= REQUEST =
The answer is a single number: how many lines hold the string "tiếp".

────────

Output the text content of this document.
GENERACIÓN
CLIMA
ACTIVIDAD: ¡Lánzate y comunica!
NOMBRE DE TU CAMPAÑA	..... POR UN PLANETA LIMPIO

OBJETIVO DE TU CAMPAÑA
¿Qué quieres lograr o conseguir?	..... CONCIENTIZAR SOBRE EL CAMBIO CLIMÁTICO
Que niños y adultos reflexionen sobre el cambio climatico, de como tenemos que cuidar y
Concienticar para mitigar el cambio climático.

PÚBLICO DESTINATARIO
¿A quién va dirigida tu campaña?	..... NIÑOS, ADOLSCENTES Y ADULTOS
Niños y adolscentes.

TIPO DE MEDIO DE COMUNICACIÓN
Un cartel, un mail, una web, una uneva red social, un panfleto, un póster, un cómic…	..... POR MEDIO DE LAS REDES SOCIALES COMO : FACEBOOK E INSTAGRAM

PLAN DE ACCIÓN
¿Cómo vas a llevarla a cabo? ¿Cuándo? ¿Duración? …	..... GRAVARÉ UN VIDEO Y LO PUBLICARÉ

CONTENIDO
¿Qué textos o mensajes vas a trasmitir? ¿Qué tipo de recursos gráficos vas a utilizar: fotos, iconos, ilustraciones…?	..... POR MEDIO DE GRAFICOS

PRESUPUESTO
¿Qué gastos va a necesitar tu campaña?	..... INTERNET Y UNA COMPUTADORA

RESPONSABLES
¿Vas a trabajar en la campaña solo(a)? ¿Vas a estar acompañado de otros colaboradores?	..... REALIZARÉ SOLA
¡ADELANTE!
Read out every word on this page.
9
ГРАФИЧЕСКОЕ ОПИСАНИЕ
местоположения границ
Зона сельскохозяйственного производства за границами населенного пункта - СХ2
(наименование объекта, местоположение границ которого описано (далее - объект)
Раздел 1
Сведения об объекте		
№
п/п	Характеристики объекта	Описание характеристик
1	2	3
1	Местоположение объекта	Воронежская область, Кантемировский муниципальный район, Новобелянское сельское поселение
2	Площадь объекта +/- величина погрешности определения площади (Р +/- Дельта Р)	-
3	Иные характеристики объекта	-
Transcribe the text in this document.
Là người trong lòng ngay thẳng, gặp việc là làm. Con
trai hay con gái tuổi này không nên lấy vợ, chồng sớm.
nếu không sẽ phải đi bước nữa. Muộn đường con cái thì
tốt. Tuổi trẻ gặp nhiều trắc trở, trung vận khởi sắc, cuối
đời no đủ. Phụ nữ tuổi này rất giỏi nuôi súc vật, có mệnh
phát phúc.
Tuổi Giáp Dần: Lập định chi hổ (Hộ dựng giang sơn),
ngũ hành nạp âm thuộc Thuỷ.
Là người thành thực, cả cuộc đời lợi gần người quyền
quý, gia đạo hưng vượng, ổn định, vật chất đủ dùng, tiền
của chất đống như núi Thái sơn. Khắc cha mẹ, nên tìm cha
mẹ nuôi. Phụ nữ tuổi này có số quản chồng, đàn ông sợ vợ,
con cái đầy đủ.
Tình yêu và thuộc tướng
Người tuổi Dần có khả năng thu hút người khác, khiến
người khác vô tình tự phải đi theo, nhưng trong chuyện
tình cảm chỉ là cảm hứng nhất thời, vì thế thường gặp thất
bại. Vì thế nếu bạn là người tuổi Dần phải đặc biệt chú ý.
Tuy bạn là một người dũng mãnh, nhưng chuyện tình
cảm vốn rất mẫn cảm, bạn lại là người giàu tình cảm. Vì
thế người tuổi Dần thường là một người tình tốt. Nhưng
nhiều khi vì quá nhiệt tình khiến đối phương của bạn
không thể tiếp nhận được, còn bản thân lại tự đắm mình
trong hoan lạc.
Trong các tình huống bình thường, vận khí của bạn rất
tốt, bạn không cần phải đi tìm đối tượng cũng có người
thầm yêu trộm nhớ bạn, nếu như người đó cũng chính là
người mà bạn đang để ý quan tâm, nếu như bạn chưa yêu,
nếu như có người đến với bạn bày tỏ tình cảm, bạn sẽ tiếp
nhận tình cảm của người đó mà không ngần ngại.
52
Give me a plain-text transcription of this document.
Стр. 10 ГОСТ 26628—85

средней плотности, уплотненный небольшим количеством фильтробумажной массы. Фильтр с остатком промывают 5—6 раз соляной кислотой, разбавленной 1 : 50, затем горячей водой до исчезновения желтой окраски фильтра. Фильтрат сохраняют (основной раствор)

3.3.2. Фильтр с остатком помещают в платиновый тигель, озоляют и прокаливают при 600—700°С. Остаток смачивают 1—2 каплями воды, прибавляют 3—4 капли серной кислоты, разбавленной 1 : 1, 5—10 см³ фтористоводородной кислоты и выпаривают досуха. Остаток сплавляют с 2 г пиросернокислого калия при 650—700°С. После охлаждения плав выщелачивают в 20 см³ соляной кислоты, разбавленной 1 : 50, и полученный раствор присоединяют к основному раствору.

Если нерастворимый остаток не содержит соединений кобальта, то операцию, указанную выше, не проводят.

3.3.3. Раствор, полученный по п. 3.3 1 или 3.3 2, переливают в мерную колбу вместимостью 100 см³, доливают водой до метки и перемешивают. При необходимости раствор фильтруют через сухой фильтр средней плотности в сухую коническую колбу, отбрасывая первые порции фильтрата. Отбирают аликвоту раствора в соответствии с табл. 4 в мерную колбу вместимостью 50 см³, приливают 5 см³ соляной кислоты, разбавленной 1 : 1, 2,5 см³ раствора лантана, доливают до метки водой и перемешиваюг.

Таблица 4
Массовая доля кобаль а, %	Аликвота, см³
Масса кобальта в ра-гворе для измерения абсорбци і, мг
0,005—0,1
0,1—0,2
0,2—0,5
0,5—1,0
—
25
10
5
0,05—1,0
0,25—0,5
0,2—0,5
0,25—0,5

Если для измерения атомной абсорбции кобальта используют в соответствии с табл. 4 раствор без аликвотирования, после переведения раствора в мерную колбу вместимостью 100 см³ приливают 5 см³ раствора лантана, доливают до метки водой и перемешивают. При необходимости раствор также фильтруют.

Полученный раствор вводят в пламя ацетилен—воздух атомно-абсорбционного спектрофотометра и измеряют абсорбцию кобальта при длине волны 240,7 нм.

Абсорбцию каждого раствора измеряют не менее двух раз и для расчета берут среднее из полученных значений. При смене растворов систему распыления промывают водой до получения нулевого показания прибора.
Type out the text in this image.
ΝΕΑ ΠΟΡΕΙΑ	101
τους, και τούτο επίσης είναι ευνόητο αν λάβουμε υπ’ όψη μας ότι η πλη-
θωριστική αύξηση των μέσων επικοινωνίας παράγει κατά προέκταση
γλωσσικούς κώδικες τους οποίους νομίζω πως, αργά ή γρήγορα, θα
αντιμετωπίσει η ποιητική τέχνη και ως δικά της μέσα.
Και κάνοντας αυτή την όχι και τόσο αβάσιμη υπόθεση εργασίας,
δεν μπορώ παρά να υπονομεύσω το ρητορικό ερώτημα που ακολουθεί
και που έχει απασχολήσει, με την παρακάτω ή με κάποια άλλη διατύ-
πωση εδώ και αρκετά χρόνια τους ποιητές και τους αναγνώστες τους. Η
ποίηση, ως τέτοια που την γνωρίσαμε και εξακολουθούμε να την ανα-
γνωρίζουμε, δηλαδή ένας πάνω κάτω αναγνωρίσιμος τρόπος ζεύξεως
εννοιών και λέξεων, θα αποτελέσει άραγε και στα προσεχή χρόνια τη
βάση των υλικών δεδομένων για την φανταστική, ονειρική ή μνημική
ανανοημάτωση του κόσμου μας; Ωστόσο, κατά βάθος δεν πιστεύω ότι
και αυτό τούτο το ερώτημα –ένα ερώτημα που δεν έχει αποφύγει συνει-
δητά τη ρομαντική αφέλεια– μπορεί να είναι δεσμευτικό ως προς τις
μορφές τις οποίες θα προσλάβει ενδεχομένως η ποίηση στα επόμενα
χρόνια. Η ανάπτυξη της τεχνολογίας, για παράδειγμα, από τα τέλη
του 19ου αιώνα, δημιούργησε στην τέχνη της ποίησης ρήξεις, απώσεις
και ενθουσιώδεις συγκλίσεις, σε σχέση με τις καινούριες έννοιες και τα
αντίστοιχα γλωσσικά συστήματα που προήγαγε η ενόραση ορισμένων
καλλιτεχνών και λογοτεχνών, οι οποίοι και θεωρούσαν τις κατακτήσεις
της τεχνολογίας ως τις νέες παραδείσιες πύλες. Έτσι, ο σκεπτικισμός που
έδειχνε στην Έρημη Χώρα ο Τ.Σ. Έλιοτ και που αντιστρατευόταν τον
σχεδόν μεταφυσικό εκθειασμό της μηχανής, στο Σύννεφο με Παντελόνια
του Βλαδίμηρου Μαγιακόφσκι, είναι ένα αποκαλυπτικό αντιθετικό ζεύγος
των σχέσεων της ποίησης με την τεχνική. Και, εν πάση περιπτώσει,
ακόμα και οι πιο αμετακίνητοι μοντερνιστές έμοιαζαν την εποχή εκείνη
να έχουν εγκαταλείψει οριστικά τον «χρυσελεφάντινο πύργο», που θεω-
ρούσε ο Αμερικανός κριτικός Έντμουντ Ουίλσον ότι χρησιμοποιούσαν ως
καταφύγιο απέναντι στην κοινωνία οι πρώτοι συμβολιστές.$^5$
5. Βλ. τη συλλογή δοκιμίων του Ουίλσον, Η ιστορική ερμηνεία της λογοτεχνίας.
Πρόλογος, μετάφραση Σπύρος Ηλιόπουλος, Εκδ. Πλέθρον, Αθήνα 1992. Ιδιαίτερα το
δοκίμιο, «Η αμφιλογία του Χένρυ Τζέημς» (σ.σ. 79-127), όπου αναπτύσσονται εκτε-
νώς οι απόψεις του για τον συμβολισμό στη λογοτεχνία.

────────

= RESULT OF THIS EXERCISE =
2